El poeta lo ha sabido, y ha sabido cosas equivalentes en carne propia. Él ha visto acercarse de modo repentino a la vuelta de la esquina la profundidad, los rostros flácidos, los ojos inciertos y desenfocados de los hombres poderosos, que jamás se encuentran con los suyos por más de un reacio segundo. Todas las máquinas de su vida han desplegado sobre él su poder, velocidad, parpadeante información o música incorpórea. Ha visto enormes montañas desde lo alto, mucho más alto de lo que ningún águila ha volado jamás; ha sobrevolado aguas arriba la fuerte corriente de los ríos y ha cruzado en un día los grandes océanos que sus ancestros atravesaron con esfuerzo en muchos meses. Él ha escuchado La pasión de San Mateo de Bach sentado en la bañera y ha levantado la vista de la muerte de Sócrates, perturbado por algún ruido adicional en medio de los golpes y sacudidas del metro y los muchos traqueteos rítmicos de sus partes; ha visto un hombre apuñalar a otro y a un tercero saltar de su asiento para asistir al herido. Él ha visto el tenedor levantado, suspendido en el aire pesado, con un bocado frente a la TV mientras los ojos de la mujer se detienen por un momento en la imagen de la pantalla: una choza de bambú en llamas y una niña vietnamita que corre gritando hacia la cámara, y él ha visto el tenedor moviéndose hacia la boca expectante, la mandíbula que retoma la masticación mientras la imagen siguiente se desplaza por la pantalla.

 

Él ha inhalado el polvo y la poesía, y ha exhalado fuera de ellos, él ha escrito:

 

Despacio hombres y mujeres se mueven en la vida,

se estorban.

 

El transcurrir de la pena, el transcurrir

de la alegría. Toda conciencia

 

es conciencia del tiempo.

La pasión,

aunque parece saltar y avasallar,

es una cosa lenta.

Se equivoca,

quebrando ramitas en el bosque del mundo.

 

Él ha leído las palabras de E. M. Forster, Solo conéctate, y las ha tipeado y pegado en la pared sobre su escritorio junto con otras frases:

 

La tarea del poeta es dejar claro para sí mismo, y en consecuencia para otros, las cuestiones temporales y eternas que causan conmoción en la época y en la comunidad a la que él pertenece.

 

Ibsen

 

Tenemos la lucha diaria, ineludible y muy seria de servirnos de la palabra y ponerla en contacto estrecho con todo lo que se siente, se ve, se piensa, se imagina, se experimenta.

Goethe

 

La tarea de la Iglesia es mantener abierta la comunicación entre el hombre y Dios.

Swedenborg

 

Y debajo de estas palabras el poeta ha escrito: Por «Iglesia» entender «poeta». Por «Dios» entender «hombre y su imaginación», «hombre y sus sentidos», «hombre y hombre», «hombre y naturaleza» –bueno, quizá «dios», entonces; o «los dioses…».

¿Qué estoy diciendo?

----

### TAREA A REALIZAR
Prosigue el texto sobre el poeta a partir de su última frase. Los datos constituyen un material aparte, independiente del texto sobre el poeta.

----

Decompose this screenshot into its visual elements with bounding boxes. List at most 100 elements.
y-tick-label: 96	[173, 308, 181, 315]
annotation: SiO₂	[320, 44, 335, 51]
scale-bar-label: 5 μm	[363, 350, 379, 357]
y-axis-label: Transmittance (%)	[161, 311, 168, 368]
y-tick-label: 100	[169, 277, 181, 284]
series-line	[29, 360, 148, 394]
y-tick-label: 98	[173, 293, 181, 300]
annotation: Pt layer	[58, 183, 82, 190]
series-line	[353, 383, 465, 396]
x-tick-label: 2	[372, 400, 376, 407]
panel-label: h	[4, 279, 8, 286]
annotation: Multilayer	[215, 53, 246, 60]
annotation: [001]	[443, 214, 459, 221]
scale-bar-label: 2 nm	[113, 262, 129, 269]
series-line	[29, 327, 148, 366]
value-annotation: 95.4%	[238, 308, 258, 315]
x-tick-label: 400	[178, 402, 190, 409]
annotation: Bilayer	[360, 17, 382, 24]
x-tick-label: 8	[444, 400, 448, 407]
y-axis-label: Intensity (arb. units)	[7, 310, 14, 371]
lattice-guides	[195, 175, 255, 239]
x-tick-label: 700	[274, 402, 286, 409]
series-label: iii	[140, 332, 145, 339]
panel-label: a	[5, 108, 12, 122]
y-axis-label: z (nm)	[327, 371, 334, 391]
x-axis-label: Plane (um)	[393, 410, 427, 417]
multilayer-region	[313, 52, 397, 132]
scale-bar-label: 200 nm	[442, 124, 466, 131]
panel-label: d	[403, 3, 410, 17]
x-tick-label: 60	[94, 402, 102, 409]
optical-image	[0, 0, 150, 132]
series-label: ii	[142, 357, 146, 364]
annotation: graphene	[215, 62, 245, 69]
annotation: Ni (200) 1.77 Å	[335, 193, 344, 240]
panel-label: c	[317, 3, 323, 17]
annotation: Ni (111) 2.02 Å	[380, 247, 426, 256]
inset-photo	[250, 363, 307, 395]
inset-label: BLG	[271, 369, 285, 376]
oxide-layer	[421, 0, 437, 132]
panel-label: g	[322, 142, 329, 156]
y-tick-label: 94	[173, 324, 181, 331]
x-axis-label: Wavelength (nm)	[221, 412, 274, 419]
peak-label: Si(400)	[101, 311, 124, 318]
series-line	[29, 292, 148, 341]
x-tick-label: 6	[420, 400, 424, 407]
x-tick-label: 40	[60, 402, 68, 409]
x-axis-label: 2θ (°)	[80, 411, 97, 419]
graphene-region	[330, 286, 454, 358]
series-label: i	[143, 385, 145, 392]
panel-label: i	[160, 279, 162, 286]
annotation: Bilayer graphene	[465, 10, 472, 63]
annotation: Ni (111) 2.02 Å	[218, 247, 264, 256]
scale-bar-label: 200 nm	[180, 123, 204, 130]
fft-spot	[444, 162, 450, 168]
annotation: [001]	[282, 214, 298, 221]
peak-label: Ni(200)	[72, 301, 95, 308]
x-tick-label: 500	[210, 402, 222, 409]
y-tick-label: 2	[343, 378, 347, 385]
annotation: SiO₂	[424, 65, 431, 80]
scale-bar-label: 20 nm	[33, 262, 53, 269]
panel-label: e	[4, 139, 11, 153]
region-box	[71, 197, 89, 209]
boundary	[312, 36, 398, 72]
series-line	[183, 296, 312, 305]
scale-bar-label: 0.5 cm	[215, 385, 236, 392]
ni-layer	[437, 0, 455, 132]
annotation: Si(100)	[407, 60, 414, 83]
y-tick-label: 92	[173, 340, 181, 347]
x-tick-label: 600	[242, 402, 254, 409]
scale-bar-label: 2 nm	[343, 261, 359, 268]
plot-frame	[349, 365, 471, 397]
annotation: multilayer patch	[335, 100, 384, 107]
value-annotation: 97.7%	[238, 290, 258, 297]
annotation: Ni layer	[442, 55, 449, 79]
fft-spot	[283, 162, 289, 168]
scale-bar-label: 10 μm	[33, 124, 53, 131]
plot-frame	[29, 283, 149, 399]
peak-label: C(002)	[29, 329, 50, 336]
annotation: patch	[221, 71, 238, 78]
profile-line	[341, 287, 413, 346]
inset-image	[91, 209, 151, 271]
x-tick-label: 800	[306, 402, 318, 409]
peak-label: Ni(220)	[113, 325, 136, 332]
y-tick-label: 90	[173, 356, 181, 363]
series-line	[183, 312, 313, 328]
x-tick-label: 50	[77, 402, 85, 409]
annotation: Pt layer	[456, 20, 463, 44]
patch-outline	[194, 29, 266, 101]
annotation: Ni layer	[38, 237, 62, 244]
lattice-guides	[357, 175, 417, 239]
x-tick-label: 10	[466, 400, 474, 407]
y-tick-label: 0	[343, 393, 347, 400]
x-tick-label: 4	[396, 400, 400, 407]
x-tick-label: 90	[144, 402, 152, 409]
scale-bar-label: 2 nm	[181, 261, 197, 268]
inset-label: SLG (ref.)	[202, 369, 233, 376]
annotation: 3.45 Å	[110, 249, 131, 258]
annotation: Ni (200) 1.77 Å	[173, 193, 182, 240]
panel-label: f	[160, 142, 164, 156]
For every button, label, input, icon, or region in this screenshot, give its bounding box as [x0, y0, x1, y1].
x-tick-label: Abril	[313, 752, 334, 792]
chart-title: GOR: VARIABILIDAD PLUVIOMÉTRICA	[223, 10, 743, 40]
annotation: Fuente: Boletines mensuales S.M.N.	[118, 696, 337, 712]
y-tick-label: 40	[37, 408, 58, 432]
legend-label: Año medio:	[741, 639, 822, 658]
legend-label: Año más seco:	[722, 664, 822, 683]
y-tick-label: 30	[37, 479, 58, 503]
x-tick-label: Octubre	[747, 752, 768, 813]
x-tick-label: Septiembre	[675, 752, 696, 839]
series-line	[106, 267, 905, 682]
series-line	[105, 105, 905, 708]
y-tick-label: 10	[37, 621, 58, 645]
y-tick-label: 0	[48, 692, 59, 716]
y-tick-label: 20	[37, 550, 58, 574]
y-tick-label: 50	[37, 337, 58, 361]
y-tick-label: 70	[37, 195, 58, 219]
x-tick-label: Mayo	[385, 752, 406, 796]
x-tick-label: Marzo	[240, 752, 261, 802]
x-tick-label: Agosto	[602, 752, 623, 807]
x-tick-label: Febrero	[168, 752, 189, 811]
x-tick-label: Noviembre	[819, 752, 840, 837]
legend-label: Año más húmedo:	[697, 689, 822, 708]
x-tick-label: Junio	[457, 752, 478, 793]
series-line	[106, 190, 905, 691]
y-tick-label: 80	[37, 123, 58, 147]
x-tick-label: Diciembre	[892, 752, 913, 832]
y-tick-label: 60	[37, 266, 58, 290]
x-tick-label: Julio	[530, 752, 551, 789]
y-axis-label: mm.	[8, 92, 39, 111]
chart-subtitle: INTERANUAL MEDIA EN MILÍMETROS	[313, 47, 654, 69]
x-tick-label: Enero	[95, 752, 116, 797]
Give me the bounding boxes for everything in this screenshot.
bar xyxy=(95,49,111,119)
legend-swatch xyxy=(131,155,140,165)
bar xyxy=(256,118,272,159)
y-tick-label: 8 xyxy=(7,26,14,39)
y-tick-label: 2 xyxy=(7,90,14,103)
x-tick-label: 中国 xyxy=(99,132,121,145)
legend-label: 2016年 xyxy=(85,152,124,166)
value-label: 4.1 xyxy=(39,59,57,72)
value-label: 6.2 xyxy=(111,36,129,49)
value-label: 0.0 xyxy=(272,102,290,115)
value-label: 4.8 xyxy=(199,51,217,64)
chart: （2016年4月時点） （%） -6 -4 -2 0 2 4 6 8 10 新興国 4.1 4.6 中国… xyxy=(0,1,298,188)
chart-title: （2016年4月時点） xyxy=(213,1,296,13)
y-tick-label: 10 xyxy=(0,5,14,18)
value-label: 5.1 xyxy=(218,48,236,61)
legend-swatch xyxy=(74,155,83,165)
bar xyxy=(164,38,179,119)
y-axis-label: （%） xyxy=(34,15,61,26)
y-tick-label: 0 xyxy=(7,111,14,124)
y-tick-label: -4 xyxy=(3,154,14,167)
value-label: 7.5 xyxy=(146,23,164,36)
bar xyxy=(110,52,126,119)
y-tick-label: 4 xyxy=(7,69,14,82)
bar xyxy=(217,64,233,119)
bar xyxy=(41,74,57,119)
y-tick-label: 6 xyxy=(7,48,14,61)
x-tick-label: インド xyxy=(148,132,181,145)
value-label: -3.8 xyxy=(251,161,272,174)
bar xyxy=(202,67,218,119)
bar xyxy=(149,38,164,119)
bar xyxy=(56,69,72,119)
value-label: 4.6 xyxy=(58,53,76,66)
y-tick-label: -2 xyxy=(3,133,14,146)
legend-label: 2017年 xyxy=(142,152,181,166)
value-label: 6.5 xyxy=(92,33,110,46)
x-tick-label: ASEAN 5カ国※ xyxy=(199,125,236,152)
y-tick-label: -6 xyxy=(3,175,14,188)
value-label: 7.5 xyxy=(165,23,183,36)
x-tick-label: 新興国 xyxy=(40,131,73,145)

----

### RESULTADO OBTENIDO
Estoy diciendo que para el poeta, para el hombre que hace literatura, no hay tal cosa como un estudio aislado de la literatura. Y para aquellos que desean conocer qué ha hecho el poeta, no hay tampoco, en consecuencia, un estudio puro de la literatura. ¿Por qué en consecuencia? Porque la comprensión de un resultado es incompleta si se ignora su proceso. El crítico literario o el profesor de literatura están apenas rascando una porción de la superficie si no han vivido en carne propia alguna experiencia de las tantas interacciones en tiempo, espacio, memoria, sueños e instinto que en cada palabra tiembla en una síntesis con la obra del poeta; o si el crítico o el maestro mantienen su lectura separada de sus acciones en una caja rotulada experiencias estéticas. La interacción de la vida con el arte y del arte con la vida es continua. La poesía es necesaria para el hombre entero, y que la poesía no sea separada del resto de la vida es necesario para él. Ambas, vida y poesía se desvanecen, se marchitan, se empobrecen cuando se hallan divorciadas.

La literatura —su escritura, su estudio, su enseñanza— es una parte de la vida de ustedes. Los sostiene en un sentido o en otro. No permitan el divorcio fatal que tiene lugar entre ella y sus acciones como poetas, críticos y profesores.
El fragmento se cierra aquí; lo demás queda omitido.